[begin Stored records]

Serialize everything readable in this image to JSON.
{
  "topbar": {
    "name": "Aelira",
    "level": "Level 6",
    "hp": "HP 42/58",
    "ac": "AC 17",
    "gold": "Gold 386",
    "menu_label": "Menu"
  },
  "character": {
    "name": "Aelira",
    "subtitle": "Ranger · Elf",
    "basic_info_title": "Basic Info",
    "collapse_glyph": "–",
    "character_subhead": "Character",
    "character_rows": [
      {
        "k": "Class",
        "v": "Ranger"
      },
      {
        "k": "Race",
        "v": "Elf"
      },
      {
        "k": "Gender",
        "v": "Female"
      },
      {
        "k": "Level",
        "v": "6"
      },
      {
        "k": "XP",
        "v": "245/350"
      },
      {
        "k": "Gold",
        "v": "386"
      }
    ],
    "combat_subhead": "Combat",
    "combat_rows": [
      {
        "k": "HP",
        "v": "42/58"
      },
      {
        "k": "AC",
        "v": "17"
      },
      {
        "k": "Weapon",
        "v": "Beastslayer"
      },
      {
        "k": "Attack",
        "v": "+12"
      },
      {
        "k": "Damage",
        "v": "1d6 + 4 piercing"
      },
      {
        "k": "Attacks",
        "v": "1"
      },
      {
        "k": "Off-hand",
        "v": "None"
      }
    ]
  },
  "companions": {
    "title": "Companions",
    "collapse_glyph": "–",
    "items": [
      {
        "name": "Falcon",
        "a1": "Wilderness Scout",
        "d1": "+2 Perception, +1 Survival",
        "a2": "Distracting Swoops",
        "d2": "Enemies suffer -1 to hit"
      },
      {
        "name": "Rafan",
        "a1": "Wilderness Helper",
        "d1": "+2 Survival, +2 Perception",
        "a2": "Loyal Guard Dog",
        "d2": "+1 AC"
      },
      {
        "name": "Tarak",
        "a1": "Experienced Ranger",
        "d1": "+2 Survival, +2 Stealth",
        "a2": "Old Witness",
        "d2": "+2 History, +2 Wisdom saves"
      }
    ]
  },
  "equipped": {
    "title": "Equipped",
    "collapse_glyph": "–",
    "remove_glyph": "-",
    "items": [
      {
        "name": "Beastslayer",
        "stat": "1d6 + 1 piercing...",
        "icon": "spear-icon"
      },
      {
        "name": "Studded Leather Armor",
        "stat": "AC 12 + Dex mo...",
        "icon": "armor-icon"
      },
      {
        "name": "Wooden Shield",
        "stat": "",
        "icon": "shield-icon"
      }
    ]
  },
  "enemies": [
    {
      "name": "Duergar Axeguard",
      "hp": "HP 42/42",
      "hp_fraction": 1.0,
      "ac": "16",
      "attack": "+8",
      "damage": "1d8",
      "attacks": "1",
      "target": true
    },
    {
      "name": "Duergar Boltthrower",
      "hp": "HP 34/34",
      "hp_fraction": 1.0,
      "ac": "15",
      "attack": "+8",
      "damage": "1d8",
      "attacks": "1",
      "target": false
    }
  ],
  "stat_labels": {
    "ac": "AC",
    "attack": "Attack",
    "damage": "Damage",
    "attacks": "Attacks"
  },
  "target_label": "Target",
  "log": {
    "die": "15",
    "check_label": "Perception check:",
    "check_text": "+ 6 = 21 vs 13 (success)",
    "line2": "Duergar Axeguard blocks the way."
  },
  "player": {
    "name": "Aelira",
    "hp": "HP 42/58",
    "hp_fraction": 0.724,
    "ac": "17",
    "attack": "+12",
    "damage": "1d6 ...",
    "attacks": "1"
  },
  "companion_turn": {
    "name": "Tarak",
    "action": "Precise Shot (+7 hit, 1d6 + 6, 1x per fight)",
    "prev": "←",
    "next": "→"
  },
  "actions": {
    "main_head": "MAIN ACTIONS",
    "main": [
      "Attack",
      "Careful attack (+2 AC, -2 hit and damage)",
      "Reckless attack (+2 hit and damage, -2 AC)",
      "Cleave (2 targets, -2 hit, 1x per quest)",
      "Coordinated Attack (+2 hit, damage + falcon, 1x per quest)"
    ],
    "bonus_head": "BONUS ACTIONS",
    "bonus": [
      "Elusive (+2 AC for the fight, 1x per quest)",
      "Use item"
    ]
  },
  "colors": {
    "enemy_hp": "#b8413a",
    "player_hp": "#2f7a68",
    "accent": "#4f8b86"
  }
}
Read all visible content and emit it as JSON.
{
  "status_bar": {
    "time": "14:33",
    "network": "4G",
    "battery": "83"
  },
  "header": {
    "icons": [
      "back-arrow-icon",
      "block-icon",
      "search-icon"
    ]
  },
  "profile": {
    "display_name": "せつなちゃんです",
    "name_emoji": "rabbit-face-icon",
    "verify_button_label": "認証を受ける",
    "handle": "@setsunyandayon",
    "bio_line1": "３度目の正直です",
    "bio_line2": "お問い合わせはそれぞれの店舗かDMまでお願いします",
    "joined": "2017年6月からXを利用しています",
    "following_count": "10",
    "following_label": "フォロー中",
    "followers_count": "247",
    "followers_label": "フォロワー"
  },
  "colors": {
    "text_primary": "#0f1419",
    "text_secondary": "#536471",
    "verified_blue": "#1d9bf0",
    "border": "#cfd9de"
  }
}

[end Stored records]

» **Brief**
Extract the entries above verbatim.

» **Expected answer**
Serialize everything readable in this image to JSON.
{
  "topbar": {
    "name": "Aelira",
    "level": "Level 6",
    "hp": "HP 42/58",
    "ac": "AC 17",
    "gold": "Gold 386",
    "menu_label": "Menu"
  },
  "character": {
    "name": "Aelira",
    "subtitle": "Ranger · Elf",
    "basic_info_title": "Basic Info",
    "collapse_glyph": "–",
    "character_subhead": "Character",
    "character_rows": [
      {
        "k": "Class",
        "v": "Ranger"
      },
      {
        "k": "Race",
        "v": "Elf"
      },
      {
        "k": "Gender",
        "v": "Female"
      },
      {
        "k": "Level",
        "v": "6"
      },
      {
        "k": "XP",
        "v": "245/350"
      },
      {
        "k": "Gold",
        "v": "386"
      }
    ],
    "combat_subhead": "Combat",
    "combat_rows": [
      {
        "k": "HP",
        "v": "42/58"
      },
      {
        "k": "AC",
        "v": "17"
      },
      {
        "k": "Weapon",
        "v": "Beastslayer"
      },
      {
        "k": "Attack",
        "v": "+12"
      },
      {
        "k": "Damage",
        "v": "1d6 + 4 piercing"
      },
      {
        "k": "Attacks",
        "v": "1"
      },
      {
        "k": "Off-hand",
        "v": "None"
      }
    ]
  },
  "companions": {
    "title": "Companions",
    "collapse_glyph": "–",
    "items": [
      {
        "name": "Falcon",
        "a1": "Wilderness Scout",
        "d1": "+2 Perception, +1 Survival",
        "a2": "Distracting Swoops",
        "d2": "Enemies suffer -1 to hit"
      },
      {
        "name": "Rafan",
        "a1": "Wilderness Helper",
        "d1": "+2 Survival, +2 Perception",
        "a2": "Loyal Guard Dog",
        "d2": "+1 AC"
      },
      {
        "name": "Tarak",
        "a1": "Experienced Ranger",
        "d1": "+2 Survival, +2 Stealth",
        "a2": "Old Witness",
        "d2": "+2 History, +2 Wisdom saves"
      }
    ]
  },
  "equipped": {
    "title": "Equipped",
    "collapse_glyph": "–",
    "remove_glyph": "-",
    "items": [
      {
        "name": "Beastslayer",
        "stat": "1d6 + 1 piercing...",
        "icon": "spear-icon"
      },
      {
        "name": "Studded Leather Armor",
        "stat": "AC 12 + Dex mo...",
        "icon": "armor-icon"
      },
      {
        "name": "Wooden Shield",
        "stat": "",
        "icon": "shield-icon"
      }
    ]
  },
  "enemies": [
    {
      "name": "Duergar Axeguard",
      "hp": "HP 42/42",
      "hp_fraction": 1.0,
      "ac": "16",
      "attack": "+8",
      "damage": "1d8",
      "attacks": "1",
      "target": true
    },
    {
      "name": "Duergar Boltthrower",
      "hp": "HP 34/34",
      "hp_fraction": 1.0,
      "ac": "15",
      "attack": "+8",
      "damage": "1d8",
      "attacks": "1",
      "target": false
    }
  ],
  "stat_labels": {
    "ac": "AC",
    "attack": "Attack",
    "damage": "Damage",
    "attacks": "Attacks"
  },
  "target_label": "Target",
  "log": {
    "die": "15",
    "check_label": "Perception check:",
    "check_text": "+ 6 = 21 vs 13 (success)",
    "line2": "Duergar Axeguard blocks the way."
  },
  "player": {
    "name": "Aelira",
    "hp": "HP 42/58",
    "hp_fraction": 0.724,
    "ac": "17",
    "attack": "+12",
    "damage": "1d6 ...",
    "attacks": "1"
  },
  "companion_turn": {
    "name": "Tarak",
    "action": "Precise Shot (+7 hit, 1d6 + 6, 1x per fight)",
    "prev": "←",
    "next": "→"
  },
  "actions": {
    "main_head": "MAIN ACTIONS",
    "main": [
      "Attack",
      "Careful attack (+2 AC, -2 hit and damage)",
      "Reckless attack (+2 hit and damage, -2 AC)",
      "Cleave (2 targets, -2 hit, 1x per quest)",
      "Coordinated Attack (+2 hit, damage + falcon, 1x per quest)"
    ],
    "bonus_head": "BONUS ACTIONS",
    "bonus": [
      "Elusive (+2 AC for the fight, 1x per quest)",
      "Use item"
    ]
  },
  "colors": {
    "enemy_hp": "#b8413a",
    "player_hp": "#2f7a68",
    "accent": "#4f8b86"
  }
}
Read all visible content and emit it as JSON.
{
  "status_bar": {
    "time": "14:33",
    "network": "4G",
    "battery": "83"
  },
  "header": {
    "icons": [
      "back-arrow-icon",
      "block-icon",
      "search-icon"
    ]
  },
  "profile": {
    "display_name": "せつなちゃんです",
    "name_emoji": "rabbit-face-icon",
    "verify_button_label": "認証を受ける",
    "handle": "@setsunyandayon",
    "bio_line1": "３度目の正直です",
    "bio_line2": "お問い合わせはそれぞれの店舗かDMまでお願いします",
    "joined": "2017年6月からXを利用しています",
    "following_count": "10",
    "following_label": "フォロー中",
    "followers_count": "247",
    "followers_label": "フォロワー"
  },
  "colors": {
    "text_primary": "#0f1419",
    "text_secondary": "#536471",
    "verified_blue": "#1d9bf0",
    "border": "#cfd9de"
  }
}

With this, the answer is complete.